Data shown:
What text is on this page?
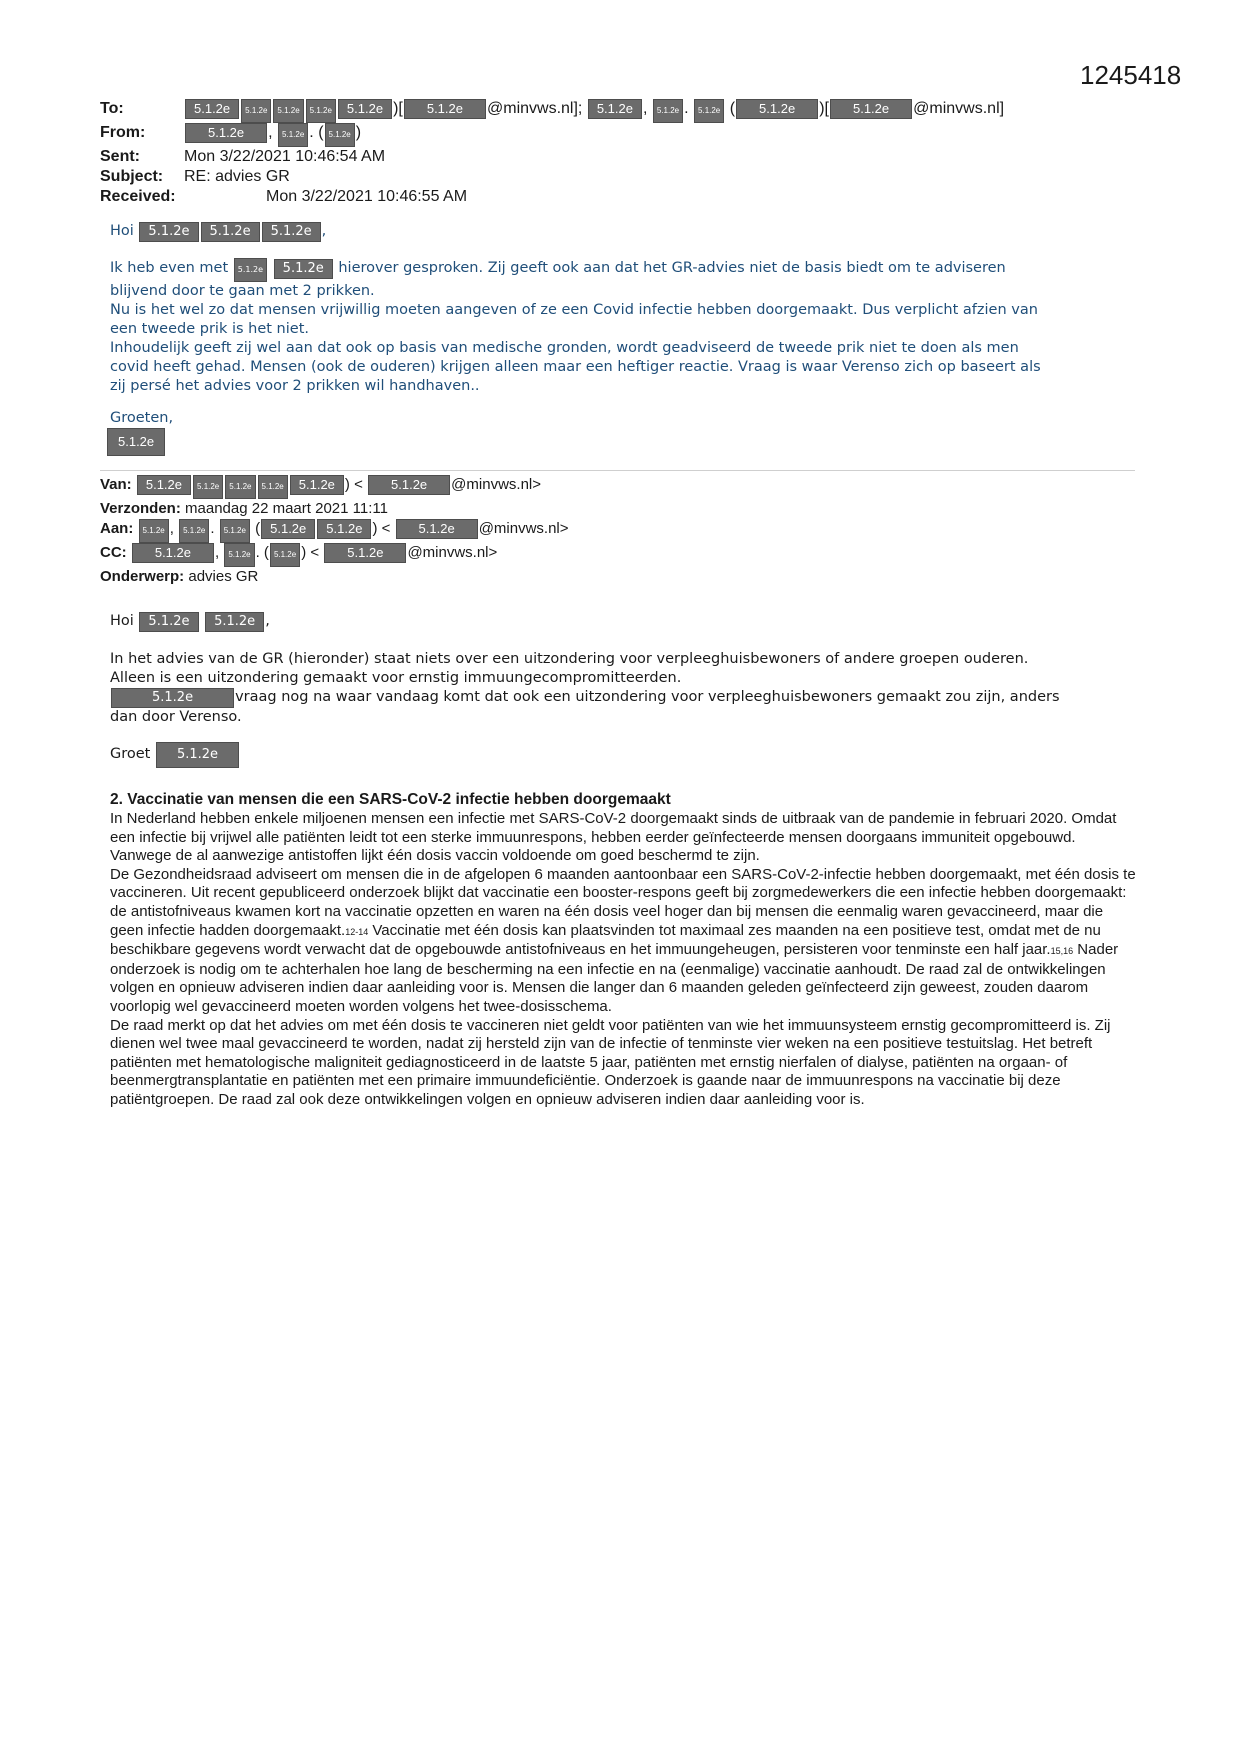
1245418
To:	5.1.2e 5.1.2e 5.1.2e 5.1.2e 5.1.2e )[ 5.1.2e @minvws.nl]; 5.1.2e , 5.1.2e . 5.1.2e ( 5.1.2e )[ 5.1.2e @minvws.nl]
From:	5.1.2e , 5.1.2e . ( 5.1.2e )
Sent:	Mon 3/22/2021 10:46:54 AM
Subject: RE: advies GR
Received:	Mon 3/22/2021 10:46:55 AM
Hoi 5.1.2e 5.1.2e 5.1.2e ,

Ik heb even met 5.1.2e 5.1.2e hierover gesproken. Zij geeft ook aan dat het GR-advies niet de basis biedt om te adviseren

blijvend door te gaan met 2 prikken.

Nu is het wel zo dat mensen vrijwillig moeten aangeven of ze een Covid infectie hebben doorgemaakt. Dus verplicht afzien van

een tweede prik is het niet.

Inhoudelijk geeft zij wel aan dat ook op basis van medische gronden, wordt geadviseerd de tweede prik niet te doen als men

covid heeft gehad. Mensen (ook de ouderen) krijgen alleen maar een heftiger reactie. Vraag is waar Verenso zich op baseert als

zij persé het advies voor 2 prikken wil handhaven..

Groeten,
5.1.2e
Van: 5.1.2e 5.1.2e 5.1.2e 5.1.2e 5.1.2e ) < 5.1.2e @minvws.nl>
Verzonden: maandag 22 maart 2021 11:11
Aan: 5.1.2e , 5.1.2e . 5.1.2e ( 5.1.2e 5.1.2e ) < 5.1.2e @minvws.nl>
CC: 5.1.2e , 5.1.2e . ( 5.1.2e ) < 5.1.2e @minvws.nl>
Onderwerp: advies GR
Hoi 5.1.2e 5.1.2e ,

In het advies van de GR (hieronder) staat niets over een uitzondering voor verpleeghuisbewoners of andere groepen ouderen.

Alleen is een uitzondering gemaakt voor ernstig immuungecompromitteerden.

5.1.2e	vraag nog na waar vandaag komt dat ook een uitzondering voor verpleeghuisbewoners gemaakt zou zijn, anders

dan door Verenso.

Groet 5.1.2e
2. Vaccinatie van mensen die een SARS-CoV-2 infectie hebben doorgemaakt

In Nederland hebben enkele miljoenen mensen een infectie met SARS-CoV-2 doorgemaakt sinds de uitbraak van de pandemie in februari 2020. Omdat een infectie bij vrijwel alle patiënten leidt tot een sterke immuunrespons, hebben eerder geïnfecteerde mensen doorgaans immuniteit opgebouwd. Vanwege de al aanwezige antistoffen lijkt één dosis vaccin voldoende om goed beschermd te zijn.

De Gezondheidsraad adviseert om mensen die in de afgelopen 6 maanden aantoonbaar een SARS-CoV-2-infectie hebben doorgemaakt, met één dosis te vaccineren. Uit recent gepubliceerd onderzoek blijkt dat vaccinatie een booster-respons geeft bij zorgmedewerkers die een infectie hebben doorgemaakt: de antistofniveaus kwamen kort na vaccinatie opzetten en waren na één dosis veel hoger dan bij mensen die eenmalig waren gevaccineerd, maar die geen infectie hadden doorgemaakt.12-14 Vaccinatie met één dosis kan plaatsvinden tot maximaal zes maanden na een positieve test, omdat met de nu beschikbare gegevens wordt verwacht dat de opgebouwde antistofniveaus en het immuungeheugen, persisteren voor tenminste een half jaar.15,16 Nader onderzoek is nodig om te achterhalen hoe lang de bescherming na een infectie en na (eenmalige) vaccinatie aanhoudt. De raad zal de ontwikkelingen volgen en opnieuw adviseren indien daar aanleiding voor is. Mensen die langer dan 6 maanden geleden geïnfecteerd zijn geweest, zouden daarom voorlopig wel gevaccineerd moeten worden volgens het twee-dosisschema.

De raad merkt op dat het advies om met één dosis te vaccineren niet geldt voor patiënten van wie het immuunsysteem ernstig gecompromitteerd is. Zij dienen wel twee maal gevaccineerd te worden, nadat zij hersteld zijn van de infectie of tenminste vier weken na een positieve testuitslag. Het betreft patiënten met hematologische maligniteit gediagnosticeerd in de laatste 5 jaar, patiënten met ernstig nierfalen of dialyse, patiënten na orgaan- of beenmergtransplantatie en patiënten met een primaire immuundeficiëntie. Onderzoek is gaande naar de immuunrespons na vaccinatie bij deze patiëntgroepen. De raad zal ook deze ontwikkelingen volgen en opnieuw adviseren indien daar aanleiding voor is.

What is asked:
Print all of the entries word for word. Omit the pictures they contain.

Answer to this problem:
What text is on this page?
1245418
To:	5.1.2e 5.1.2e 5.1.2e 5.1.2e 5.1.2e )[ 5.1.2e @minvws.nl]; 5.1.2e , 5.1.2e . 5.1.2e ( 5.1.2e )[ 5.1.2e @minvws.nl]
From:	5.1.2e , 5.1.2e . ( 5.1.2e )
Sent:	Mon 3/22/2021 10:46:54 AM
Subject: RE: advies GR
Received:	Mon 3/22/2021 10:46:55 AM
Hoi 5.1.2e 5.1.2e 5.1.2e ,

Ik heb even met 5.1.2e 5.1.2e hierover gesproken. Zij geeft ook aan dat het GR-advies niet de basis biedt om te adviseren

blijvend door te gaan met 2 prikken.

Nu is het wel zo dat mensen vrijwillig moeten aangeven of ze een Covid infectie hebben doorgemaakt. Dus verplicht afzien van

een tweede prik is het niet.

Inhoudelijk geeft zij wel aan dat ook op basis van medische gronden, wordt geadviseerd de tweede prik niet te doen als men

covid heeft gehad. Mensen (ook de ouderen) krijgen alleen maar een heftiger reactie. Vraag is waar Verenso zich op baseert als

zij persé het advies voor 2 prikken wil handhaven..

Groeten,
5.1.2e
Van: 5.1.2e 5.1.2e 5.1.2e 5.1.2e 5.1.2e ) < 5.1.2e @minvws.nl>
Verzonden: maandag 22 maart 2021 11:11
Aan: 5.1.2e , 5.1.2e . 5.1.2e ( 5.1.2e 5.1.2e ) < 5.1.2e @minvws.nl>
CC: 5.1.2e , 5.1.2e . ( 5.1.2e ) < 5.1.2e @minvws.nl>
Onderwerp: advies GR
Hoi 5.1.2e 5.1.2e ,

In het advies van de GR (hieronder) staat niets over een uitzondering voor verpleeghuisbewoners of andere groepen ouderen.

Alleen is een uitzondering gemaakt voor ernstig immuungecompromitteerden.

5.1.2e	vraag nog na waar vandaag komt dat ook een uitzondering voor verpleeghuisbewoners gemaakt zou zijn, anders

dan door Verenso.

Groet 5.1.2e
2. Vaccinatie van mensen die een SARS-CoV-2 infectie hebben doorgemaakt

In Nederland hebben enkele miljoenen mensen een infectie met SARS-CoV-2 doorgemaakt sinds de uitbraak van de pandemie in februari 2020. Omdat een infectie bij vrijwel alle patiënten leidt tot een sterke immuunrespons, hebben eerder geïnfecteerde mensen doorgaans immuniteit opgebouwd. Vanwege de al aanwezige antistoffen lijkt één dosis vaccin voldoende om goed beschermd te zijn.

De Gezondheidsraad adviseert om mensen die in de afgelopen 6 maanden aantoonbaar een SARS-CoV-2-infectie hebben doorgemaakt, met één dosis te vaccineren. Uit recent gepubliceerd onderzoek blijkt dat vaccinatie een booster-respons geeft bij zorgmedewerkers die een infectie hebben doorgemaakt: de antistofniveaus kwamen kort na vaccinatie opzetten en waren na één dosis veel hoger dan bij mensen die eenmalig waren gevaccineerd, maar die geen infectie hadden doorgemaakt.12-14 Vaccinatie met één dosis kan plaatsvinden tot maximaal zes maanden na een positieve test, omdat met de nu beschikbare gegevens wordt verwacht dat de opgebouwde antistofniveaus en het immuungeheugen, persisteren voor tenminste een half jaar.15,16 Nader onderzoek is nodig om te achterhalen hoe lang de bescherming na een infectie en na (eenmalige) vaccinatie aanhoudt. De raad zal de ontwikkelingen volgen en opnieuw adviseren indien daar aanleiding voor is. Mensen die langer dan 6 maanden geleden geïnfecteerd zijn geweest, zouden daarom voorlopig wel gevaccineerd moeten worden volgens het twee-dosisschema.

De raad merkt op dat het advies om met één dosis te vaccineren niet geldt voor patiënten van wie het immuunsysteem ernstig gecompromitteerd is. Zij dienen wel twee maal gevaccineerd te worden, nadat zij hersteld zijn van de infectie of tenminste vier weken na een positieve testuitslag. Het betreft patiënten met hematologische maligniteit gediagnosticeerd in de laatste 5 jaar, patiënten met ernstig nierfalen of dialyse, patiënten na orgaan- of beenmergtransplantatie en patiënten met een primaire immuundeficiëntie. Onderzoek is gaande naar de immuunrespons na vaccinatie bij deze patiëntgroepen. De raad zal ook deze ontwikkelingen volgen en opnieuw adviseren indien daar aanleiding voor is.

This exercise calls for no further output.